— Start Data extract —

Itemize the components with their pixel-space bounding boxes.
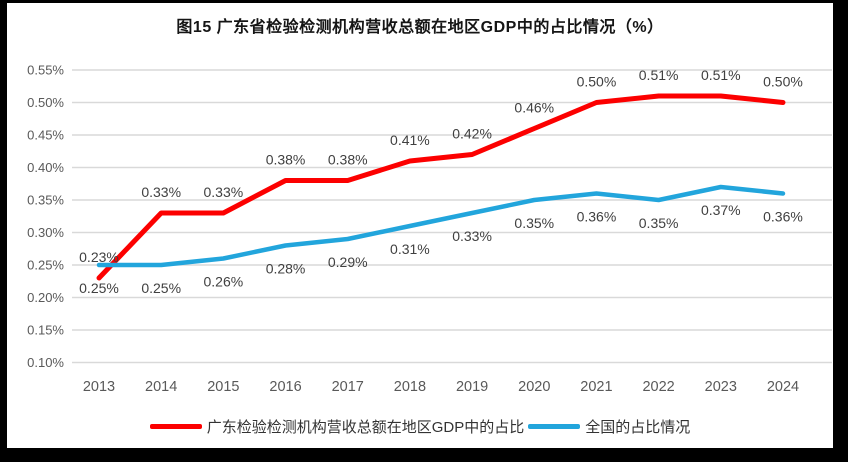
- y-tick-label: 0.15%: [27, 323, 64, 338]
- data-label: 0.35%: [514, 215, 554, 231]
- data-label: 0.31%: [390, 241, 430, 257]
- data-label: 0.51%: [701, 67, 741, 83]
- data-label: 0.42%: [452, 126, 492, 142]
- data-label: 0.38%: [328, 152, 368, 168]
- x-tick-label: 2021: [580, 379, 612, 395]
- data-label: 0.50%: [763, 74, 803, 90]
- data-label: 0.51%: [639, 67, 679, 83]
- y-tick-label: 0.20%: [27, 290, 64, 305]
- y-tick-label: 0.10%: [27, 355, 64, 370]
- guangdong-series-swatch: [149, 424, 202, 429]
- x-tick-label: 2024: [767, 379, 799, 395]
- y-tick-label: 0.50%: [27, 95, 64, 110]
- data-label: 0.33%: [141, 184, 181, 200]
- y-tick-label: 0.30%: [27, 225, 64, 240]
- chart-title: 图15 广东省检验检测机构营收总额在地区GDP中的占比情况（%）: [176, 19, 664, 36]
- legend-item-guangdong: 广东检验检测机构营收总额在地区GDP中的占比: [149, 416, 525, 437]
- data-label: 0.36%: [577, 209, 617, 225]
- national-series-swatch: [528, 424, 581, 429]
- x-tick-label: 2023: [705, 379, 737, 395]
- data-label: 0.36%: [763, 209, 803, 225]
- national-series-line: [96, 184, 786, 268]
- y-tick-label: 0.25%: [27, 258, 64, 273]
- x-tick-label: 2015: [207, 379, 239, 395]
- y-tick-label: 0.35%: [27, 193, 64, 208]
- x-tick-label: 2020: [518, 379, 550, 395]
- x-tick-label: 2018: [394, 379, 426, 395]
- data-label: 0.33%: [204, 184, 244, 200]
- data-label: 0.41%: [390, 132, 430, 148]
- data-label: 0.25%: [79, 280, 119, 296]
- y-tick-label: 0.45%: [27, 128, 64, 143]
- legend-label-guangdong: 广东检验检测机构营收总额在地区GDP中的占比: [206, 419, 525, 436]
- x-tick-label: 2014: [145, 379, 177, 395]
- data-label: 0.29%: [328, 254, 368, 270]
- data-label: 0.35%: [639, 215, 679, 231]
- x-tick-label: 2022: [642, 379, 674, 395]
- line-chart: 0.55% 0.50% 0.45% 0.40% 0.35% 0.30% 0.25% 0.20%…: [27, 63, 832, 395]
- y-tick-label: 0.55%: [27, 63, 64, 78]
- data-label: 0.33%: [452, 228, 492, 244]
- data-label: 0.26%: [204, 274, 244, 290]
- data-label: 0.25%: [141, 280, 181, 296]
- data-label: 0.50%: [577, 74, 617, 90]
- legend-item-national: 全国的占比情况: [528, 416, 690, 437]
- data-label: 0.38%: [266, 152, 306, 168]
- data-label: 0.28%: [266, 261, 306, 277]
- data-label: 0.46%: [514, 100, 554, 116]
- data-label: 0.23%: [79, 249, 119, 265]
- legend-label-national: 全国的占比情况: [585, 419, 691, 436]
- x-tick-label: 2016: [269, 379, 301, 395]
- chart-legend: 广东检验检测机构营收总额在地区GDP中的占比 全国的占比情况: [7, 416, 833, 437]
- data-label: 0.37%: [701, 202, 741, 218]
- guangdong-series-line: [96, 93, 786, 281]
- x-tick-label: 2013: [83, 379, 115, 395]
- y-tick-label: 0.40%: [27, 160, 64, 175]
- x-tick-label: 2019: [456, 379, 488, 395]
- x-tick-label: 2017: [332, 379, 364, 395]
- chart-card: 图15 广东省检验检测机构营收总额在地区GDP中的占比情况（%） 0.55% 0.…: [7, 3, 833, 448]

— End Data extract —
— Start Data extract —

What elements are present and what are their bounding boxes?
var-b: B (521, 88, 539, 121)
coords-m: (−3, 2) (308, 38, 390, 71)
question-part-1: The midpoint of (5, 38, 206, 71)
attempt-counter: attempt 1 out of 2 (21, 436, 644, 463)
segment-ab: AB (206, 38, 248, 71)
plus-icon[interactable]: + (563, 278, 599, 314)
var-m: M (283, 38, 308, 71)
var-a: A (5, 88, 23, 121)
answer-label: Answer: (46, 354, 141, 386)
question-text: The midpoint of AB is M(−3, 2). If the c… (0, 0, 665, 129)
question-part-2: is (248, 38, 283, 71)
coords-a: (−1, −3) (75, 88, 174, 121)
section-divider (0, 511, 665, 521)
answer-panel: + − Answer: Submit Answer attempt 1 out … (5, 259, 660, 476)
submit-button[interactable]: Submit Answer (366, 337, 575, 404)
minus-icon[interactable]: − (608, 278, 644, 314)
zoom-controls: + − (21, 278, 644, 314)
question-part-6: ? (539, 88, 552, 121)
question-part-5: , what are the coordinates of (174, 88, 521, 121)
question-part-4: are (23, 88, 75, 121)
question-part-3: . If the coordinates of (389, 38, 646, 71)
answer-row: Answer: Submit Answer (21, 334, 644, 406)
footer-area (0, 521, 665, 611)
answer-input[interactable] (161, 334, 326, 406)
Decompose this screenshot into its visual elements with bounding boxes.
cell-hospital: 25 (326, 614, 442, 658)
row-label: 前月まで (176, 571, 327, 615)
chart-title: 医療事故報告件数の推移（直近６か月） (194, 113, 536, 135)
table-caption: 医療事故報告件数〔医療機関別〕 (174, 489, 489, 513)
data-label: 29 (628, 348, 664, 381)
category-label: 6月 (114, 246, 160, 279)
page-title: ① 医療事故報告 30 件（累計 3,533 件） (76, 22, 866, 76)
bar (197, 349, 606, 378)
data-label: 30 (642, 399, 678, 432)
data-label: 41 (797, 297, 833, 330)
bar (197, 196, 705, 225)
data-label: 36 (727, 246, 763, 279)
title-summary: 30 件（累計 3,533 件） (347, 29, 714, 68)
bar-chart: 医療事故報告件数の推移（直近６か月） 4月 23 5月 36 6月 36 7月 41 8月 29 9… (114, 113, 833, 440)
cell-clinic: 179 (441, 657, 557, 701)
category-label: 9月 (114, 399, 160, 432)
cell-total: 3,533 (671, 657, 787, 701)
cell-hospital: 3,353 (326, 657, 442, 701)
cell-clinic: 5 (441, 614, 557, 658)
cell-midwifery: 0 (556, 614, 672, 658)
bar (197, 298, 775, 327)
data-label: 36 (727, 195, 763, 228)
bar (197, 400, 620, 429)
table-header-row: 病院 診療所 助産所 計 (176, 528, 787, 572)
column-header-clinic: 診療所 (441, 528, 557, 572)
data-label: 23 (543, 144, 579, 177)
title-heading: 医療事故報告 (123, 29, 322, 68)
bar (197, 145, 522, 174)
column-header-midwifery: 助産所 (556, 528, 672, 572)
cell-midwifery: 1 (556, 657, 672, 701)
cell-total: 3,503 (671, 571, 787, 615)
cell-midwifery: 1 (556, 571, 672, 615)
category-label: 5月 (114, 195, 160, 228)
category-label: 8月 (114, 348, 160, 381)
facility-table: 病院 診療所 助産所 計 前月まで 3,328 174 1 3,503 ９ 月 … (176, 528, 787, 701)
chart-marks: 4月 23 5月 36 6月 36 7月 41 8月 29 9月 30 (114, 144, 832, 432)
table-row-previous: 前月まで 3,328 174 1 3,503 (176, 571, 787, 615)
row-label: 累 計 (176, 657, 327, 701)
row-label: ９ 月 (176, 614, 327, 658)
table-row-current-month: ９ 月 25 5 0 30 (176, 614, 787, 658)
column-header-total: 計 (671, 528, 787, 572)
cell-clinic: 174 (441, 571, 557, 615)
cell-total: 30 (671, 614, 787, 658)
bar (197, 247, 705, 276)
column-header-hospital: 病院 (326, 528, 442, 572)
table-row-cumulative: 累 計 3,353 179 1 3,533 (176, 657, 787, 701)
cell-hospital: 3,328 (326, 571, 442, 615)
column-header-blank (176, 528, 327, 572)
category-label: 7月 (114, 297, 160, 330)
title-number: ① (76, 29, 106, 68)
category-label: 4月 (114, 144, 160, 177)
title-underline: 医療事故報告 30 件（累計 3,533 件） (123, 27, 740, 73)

— End Data extract —

▶ What the task requires
Could you put the part that opens with the line containing "What elements are" and closes with the line containing "chart-title: 医療事故報告件数の推移（直近６か月） (194, 113, 536, 135)" into a Markdown table with the columns "No." and "Line", numbering each row and leaving out blank lines?

▶ Task result
| No. | Line |
|---|---|
| 1 | What elements are present and what are their bounding boxes? |
| 2 | var-b: B (521, 88, 539, 121) |
| 3 | coords-m: (−3, 2) (308, 38, 390, 71) |
| 4 | question-part-1: The midpoint of (5, 38, 206, 71) |
| 5 | attempt-counter: attempt 1 out of 2 (21, 436, 644, 463) |
| 6 | segment-ab: AB (206, 38, 248, 71) |
| 7 | plus-icon[interactable]: + (563, 278, 599, 314) |
| 8 | var-m: M (283, 38, 308, 71) |
| 9 | var-a: A (5, 88, 23, 121) |
| 10 | answer-label: Answer: (46, 354, 141, 386) |
| 11 | question-text: The midpoint of AB is M(−3, 2). If the c… (0, 0, 665, 129) |
| 12 | question-part-2: is (248, 38, 283, 71) |
| 13 | coords-a: (−1, −3) (75, 88, 174, 121) |
| 14 | section-divider (0, 511, 665, 521) |
| 15 | answer-panel: + − Answer: Submit Answer attempt 1 out … (5, 259, 660, 476) |
| 16 | submit-button[interactable]: Submit Answer (366, 337, 575, 404) |
| 17 | minus-icon[interactable]: − (608, 278, 644, 314) |
| 18 | zoom-controls: + − (21, 278, 644, 314) |
| 19 | question-part-6: ? (539, 88, 552, 121) |
| 20 | question-part-5: , what are the coordinates of (174, 88, 521, 121) |
| 21 | question-part-4: are (23, 88, 75, 121) |
| 22 | question-part-3: . If the coordinates of (389, 38, 646, 71) |
| 23 | answer-row: Answer: Submit Answer (21, 334, 644, 406) |
| 24 | footer-area (0, 521, 665, 611) |
| 25 | answer-input[interactable] (161, 334, 326, 406) |
| 26 | Decompose this screenshot into its visual elements with bounding boxes. |
| 27 | cell-hospital: 25 (326, 614, 442, 658) |
| 28 | row-label: 前月まで (176, 571, 327, 615) |
| 29 | chart-title: 医療事故報告件数の推移（直近６か月） (194, 113, 536, 135) |